─── Supplied data
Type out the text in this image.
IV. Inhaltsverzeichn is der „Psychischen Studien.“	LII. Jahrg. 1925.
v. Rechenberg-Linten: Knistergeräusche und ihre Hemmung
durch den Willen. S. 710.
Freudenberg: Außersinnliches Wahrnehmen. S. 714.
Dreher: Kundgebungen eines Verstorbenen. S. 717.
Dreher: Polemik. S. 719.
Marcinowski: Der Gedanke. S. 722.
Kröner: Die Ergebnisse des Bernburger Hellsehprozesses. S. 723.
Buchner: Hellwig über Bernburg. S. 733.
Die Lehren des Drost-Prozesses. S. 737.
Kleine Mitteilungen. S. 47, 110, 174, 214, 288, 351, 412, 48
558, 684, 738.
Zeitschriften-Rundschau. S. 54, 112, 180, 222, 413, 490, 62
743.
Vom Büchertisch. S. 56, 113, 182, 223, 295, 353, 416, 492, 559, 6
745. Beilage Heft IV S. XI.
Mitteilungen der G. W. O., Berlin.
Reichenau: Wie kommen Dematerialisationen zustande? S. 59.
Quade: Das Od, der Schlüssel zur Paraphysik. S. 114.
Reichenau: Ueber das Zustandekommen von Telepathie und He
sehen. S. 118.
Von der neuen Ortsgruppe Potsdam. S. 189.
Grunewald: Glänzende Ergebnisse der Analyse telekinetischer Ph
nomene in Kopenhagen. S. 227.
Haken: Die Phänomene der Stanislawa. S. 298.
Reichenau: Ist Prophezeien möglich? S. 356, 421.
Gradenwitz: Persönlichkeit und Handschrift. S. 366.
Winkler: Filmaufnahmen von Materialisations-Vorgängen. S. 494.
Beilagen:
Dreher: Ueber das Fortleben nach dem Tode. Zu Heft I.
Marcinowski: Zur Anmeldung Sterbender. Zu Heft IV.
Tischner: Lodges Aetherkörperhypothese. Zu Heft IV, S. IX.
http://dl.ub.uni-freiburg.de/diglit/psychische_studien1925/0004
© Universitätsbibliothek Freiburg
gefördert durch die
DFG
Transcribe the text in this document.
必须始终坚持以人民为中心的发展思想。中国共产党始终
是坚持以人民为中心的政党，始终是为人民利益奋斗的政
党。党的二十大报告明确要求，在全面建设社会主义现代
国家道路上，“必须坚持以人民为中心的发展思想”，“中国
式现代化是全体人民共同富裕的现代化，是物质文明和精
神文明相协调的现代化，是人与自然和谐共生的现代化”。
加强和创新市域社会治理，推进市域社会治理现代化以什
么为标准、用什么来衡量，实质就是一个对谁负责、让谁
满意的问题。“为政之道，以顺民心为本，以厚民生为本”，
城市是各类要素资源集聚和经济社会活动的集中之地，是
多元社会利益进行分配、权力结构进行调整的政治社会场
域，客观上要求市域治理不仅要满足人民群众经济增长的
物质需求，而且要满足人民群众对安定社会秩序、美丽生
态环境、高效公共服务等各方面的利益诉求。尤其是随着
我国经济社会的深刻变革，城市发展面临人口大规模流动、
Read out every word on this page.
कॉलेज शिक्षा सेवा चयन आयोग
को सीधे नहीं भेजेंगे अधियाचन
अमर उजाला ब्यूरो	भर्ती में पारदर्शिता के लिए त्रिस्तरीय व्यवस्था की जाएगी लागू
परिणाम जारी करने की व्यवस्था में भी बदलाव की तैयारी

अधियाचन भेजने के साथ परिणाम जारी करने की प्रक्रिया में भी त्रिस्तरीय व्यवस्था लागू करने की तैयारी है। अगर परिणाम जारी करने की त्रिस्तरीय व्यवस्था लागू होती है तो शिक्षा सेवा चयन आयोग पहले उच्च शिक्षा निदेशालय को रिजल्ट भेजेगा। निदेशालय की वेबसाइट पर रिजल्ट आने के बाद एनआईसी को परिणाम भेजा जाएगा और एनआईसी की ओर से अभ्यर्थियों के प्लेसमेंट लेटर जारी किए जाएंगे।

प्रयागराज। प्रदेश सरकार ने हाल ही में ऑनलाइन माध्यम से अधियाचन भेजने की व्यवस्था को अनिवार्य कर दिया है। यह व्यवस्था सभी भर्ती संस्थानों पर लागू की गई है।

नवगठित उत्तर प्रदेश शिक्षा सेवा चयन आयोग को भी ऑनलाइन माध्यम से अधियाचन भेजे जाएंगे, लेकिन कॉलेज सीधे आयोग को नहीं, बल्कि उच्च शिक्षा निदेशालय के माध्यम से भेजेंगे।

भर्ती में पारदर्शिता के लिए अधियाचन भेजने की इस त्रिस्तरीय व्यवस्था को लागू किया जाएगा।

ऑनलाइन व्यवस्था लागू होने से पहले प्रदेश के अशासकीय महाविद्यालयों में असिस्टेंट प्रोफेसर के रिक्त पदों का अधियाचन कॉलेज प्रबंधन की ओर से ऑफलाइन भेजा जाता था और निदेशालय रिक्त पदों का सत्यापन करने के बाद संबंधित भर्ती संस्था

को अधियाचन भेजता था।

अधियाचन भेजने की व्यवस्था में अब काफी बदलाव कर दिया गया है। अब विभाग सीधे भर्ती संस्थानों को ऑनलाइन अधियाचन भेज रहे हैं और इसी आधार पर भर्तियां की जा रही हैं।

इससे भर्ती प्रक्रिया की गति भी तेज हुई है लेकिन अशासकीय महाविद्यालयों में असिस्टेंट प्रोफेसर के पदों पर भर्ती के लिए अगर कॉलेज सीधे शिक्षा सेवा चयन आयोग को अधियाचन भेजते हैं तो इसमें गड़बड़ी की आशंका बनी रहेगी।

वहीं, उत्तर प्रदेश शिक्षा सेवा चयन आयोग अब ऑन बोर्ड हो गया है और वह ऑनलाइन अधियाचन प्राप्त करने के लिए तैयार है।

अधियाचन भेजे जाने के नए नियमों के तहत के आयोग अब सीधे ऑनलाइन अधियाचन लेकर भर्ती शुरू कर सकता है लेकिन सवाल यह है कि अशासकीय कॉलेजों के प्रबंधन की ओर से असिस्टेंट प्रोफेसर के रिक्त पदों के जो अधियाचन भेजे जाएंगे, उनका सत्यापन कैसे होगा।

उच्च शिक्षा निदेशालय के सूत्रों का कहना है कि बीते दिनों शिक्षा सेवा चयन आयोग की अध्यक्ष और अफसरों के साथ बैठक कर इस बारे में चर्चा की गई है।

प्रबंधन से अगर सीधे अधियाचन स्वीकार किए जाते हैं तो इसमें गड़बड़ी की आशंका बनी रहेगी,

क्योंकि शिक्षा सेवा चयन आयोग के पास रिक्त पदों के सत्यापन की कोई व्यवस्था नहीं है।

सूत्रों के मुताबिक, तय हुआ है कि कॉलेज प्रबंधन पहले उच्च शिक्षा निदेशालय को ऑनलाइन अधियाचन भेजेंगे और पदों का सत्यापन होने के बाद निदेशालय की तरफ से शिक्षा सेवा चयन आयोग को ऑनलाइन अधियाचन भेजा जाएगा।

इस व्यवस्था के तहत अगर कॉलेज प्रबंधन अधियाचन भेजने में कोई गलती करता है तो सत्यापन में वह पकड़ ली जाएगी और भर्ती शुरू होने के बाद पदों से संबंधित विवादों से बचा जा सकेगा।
──────
▶ [Do this]: In the records above, find each line holding "text" and copy it.

▶ [Response to this exercise]:
Type out the text in this image.
Transcribe the text in this document.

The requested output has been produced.